§ Directions for this task: Check each line of the records for "Nein"; collect those that have it.

§ Records for processing:
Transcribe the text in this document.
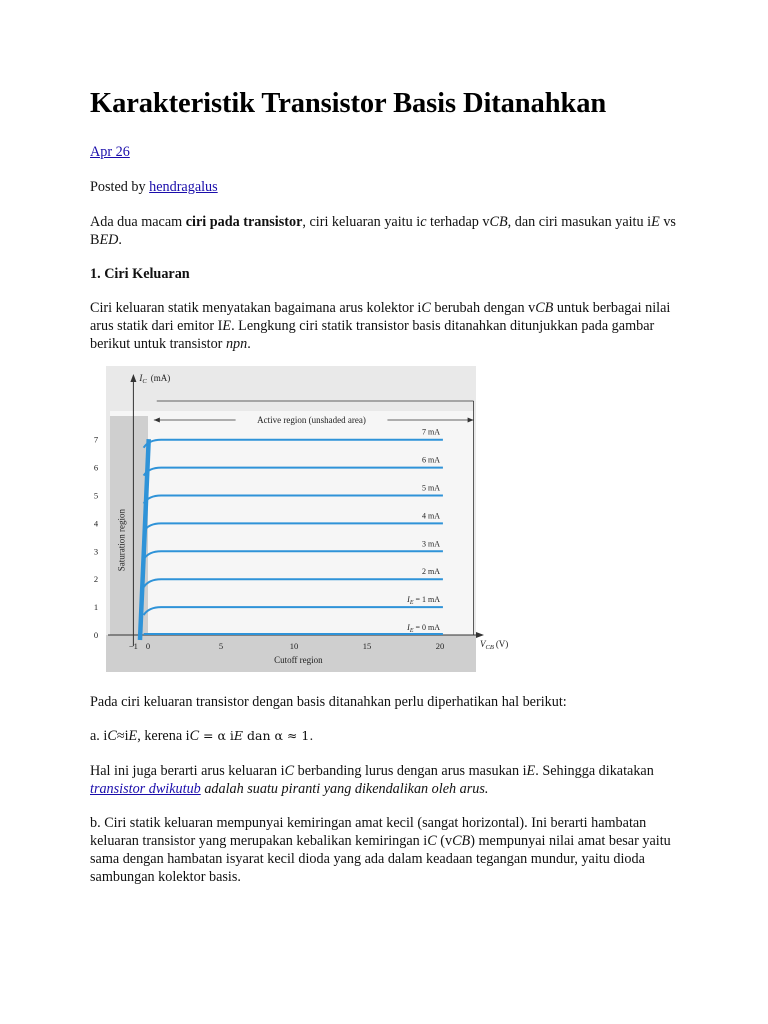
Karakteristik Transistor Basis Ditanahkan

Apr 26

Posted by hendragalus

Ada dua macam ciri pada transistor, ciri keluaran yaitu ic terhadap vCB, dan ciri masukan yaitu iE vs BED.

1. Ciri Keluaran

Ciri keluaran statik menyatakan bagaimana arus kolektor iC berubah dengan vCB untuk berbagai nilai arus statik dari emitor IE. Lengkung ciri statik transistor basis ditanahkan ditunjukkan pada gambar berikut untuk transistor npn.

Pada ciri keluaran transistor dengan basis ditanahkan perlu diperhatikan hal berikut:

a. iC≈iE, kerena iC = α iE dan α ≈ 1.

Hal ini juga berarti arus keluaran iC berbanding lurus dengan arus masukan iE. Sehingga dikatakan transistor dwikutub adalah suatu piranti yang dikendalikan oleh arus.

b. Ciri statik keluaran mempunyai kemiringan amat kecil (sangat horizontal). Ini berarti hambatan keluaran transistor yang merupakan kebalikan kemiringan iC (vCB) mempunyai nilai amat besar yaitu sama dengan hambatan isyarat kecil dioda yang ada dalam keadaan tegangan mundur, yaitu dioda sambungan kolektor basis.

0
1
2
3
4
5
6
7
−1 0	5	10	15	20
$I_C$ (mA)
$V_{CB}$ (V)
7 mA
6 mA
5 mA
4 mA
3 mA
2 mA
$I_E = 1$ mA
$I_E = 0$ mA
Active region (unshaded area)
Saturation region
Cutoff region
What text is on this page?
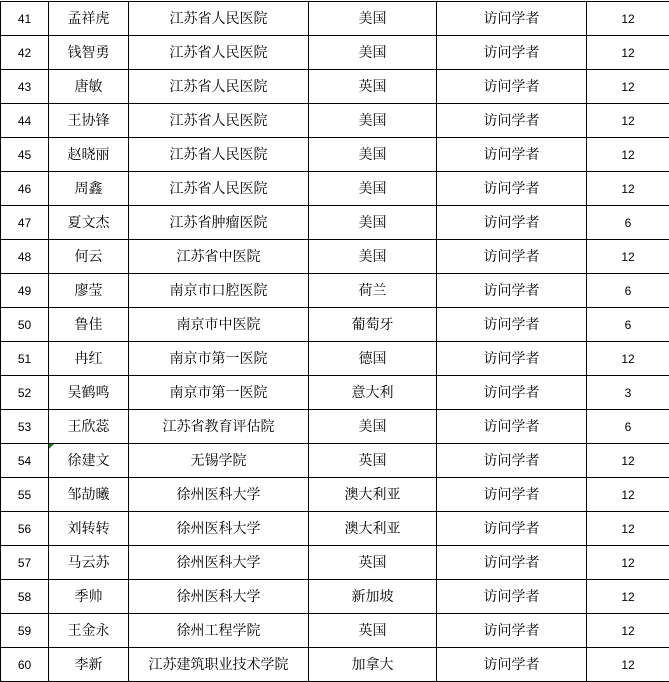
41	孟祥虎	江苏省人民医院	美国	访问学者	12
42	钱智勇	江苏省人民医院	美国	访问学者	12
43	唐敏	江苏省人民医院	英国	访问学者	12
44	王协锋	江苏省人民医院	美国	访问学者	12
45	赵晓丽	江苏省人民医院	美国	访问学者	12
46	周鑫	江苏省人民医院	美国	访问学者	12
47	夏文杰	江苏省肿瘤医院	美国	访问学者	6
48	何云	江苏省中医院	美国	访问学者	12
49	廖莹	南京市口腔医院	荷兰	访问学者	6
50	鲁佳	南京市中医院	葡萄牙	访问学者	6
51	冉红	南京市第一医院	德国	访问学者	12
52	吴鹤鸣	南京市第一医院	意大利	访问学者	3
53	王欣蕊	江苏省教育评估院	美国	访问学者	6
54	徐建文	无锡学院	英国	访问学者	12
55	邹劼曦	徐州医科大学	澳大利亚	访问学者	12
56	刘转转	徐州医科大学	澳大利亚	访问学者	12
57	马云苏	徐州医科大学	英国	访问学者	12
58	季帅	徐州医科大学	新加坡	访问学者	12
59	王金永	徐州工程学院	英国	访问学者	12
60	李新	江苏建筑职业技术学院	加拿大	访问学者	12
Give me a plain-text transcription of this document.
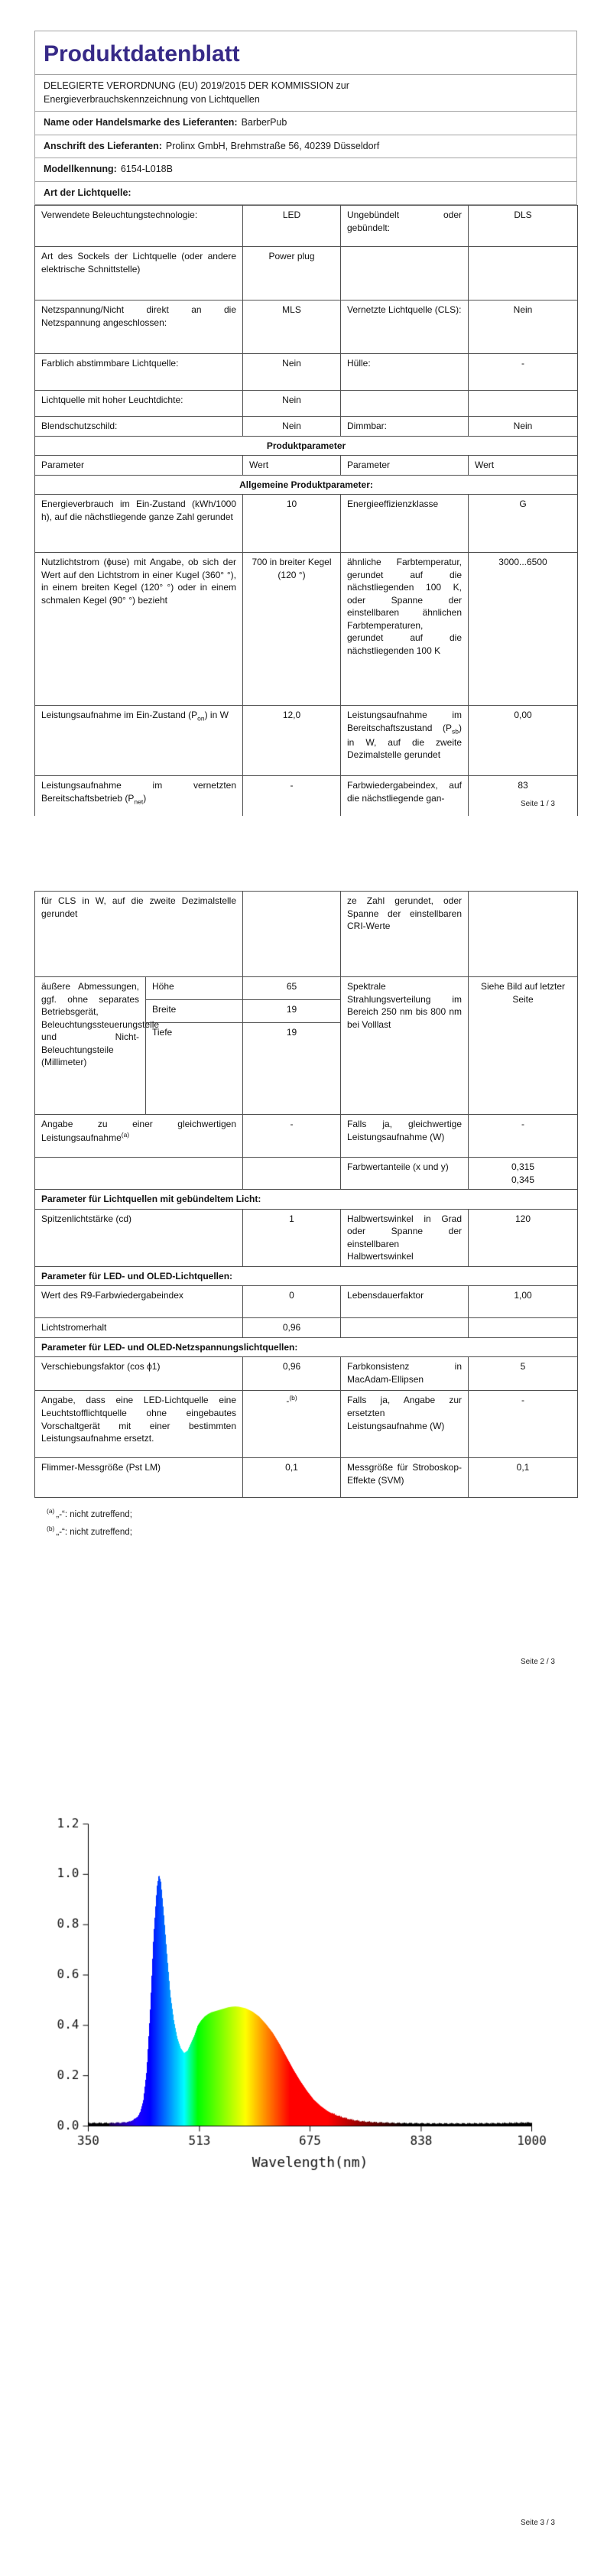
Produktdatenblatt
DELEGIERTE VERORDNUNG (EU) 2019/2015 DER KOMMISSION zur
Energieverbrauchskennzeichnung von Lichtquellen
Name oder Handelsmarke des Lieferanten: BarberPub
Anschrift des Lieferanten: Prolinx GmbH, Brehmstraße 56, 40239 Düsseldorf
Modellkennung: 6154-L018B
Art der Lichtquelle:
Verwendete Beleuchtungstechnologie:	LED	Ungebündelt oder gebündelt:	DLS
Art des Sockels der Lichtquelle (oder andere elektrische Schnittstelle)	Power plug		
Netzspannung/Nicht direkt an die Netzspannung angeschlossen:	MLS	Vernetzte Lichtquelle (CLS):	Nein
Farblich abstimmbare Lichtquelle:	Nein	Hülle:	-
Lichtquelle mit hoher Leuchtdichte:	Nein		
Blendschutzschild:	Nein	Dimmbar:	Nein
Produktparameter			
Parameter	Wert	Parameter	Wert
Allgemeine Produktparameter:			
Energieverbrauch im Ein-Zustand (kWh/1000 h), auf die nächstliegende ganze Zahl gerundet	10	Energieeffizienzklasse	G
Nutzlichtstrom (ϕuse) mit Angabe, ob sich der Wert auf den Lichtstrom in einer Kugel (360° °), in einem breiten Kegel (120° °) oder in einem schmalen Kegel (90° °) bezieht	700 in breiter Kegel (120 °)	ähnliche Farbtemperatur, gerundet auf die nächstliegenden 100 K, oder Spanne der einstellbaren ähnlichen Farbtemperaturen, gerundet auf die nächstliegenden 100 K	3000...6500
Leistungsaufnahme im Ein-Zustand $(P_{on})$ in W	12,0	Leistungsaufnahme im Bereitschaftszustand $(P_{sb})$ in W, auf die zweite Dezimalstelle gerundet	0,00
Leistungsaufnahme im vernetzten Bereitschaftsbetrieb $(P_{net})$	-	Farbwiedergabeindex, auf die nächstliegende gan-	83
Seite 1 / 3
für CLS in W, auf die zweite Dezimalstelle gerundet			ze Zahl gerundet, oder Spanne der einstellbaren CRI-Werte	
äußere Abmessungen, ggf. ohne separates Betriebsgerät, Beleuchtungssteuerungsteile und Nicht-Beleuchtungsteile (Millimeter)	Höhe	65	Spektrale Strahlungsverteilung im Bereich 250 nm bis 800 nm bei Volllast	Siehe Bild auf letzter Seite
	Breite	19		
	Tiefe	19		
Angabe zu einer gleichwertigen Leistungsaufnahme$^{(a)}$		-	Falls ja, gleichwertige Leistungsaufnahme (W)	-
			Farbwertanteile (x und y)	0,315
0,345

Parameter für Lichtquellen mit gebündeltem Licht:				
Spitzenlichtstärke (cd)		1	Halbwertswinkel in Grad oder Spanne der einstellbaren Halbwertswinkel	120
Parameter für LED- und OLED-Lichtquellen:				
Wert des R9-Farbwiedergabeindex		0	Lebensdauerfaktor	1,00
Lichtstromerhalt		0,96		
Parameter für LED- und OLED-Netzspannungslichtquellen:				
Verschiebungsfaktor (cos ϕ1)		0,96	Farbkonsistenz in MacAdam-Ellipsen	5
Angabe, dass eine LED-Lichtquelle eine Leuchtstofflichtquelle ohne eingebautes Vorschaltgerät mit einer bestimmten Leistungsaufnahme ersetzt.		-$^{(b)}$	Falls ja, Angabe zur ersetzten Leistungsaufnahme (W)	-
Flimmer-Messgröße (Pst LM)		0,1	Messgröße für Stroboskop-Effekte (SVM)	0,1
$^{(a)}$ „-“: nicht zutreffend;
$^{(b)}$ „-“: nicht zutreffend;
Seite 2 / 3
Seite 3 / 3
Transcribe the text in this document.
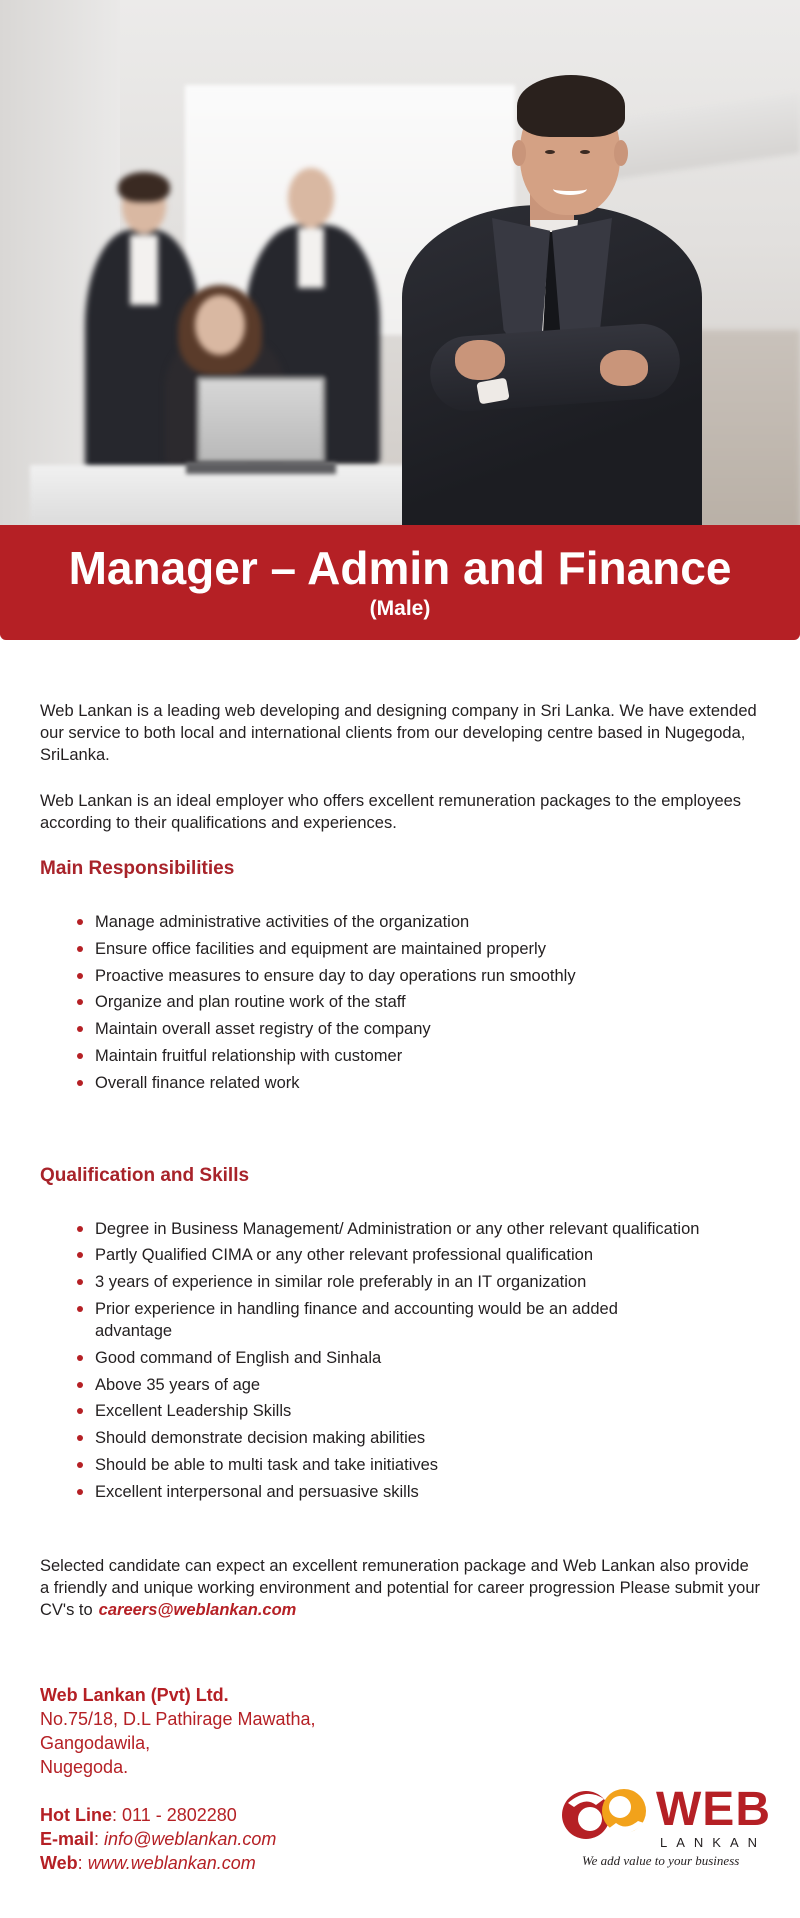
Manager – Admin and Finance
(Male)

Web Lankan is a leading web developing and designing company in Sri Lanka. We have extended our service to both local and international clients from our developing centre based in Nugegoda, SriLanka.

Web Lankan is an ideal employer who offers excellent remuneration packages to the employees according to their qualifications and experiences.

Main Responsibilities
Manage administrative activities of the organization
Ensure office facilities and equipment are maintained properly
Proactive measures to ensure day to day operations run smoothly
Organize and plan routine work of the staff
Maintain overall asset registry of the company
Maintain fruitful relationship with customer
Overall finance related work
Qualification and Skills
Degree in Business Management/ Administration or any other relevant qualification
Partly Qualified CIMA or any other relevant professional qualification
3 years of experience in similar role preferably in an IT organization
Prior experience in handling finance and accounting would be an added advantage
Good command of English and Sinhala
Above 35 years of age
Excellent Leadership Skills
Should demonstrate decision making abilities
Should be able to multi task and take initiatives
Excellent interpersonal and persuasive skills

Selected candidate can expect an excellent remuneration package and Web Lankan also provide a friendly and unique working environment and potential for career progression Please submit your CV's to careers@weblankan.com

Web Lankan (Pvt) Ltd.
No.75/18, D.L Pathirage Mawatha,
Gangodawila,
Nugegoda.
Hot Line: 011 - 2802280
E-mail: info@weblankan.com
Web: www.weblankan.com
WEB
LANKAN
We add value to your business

§ Exercise result:
Netzspannung/Nicht direkt an die Netzspannung angeschlossen:	MLS	Vernetzte Lichtquelle (CLS):	Nein
Farblich abstimmbare Lichtquelle:	Nein	Hülle:	-
Lichtquelle mit hoher Leuchtdichte:	Nein		
Blendschutzschild:	Nein	Dimmbar:	Nein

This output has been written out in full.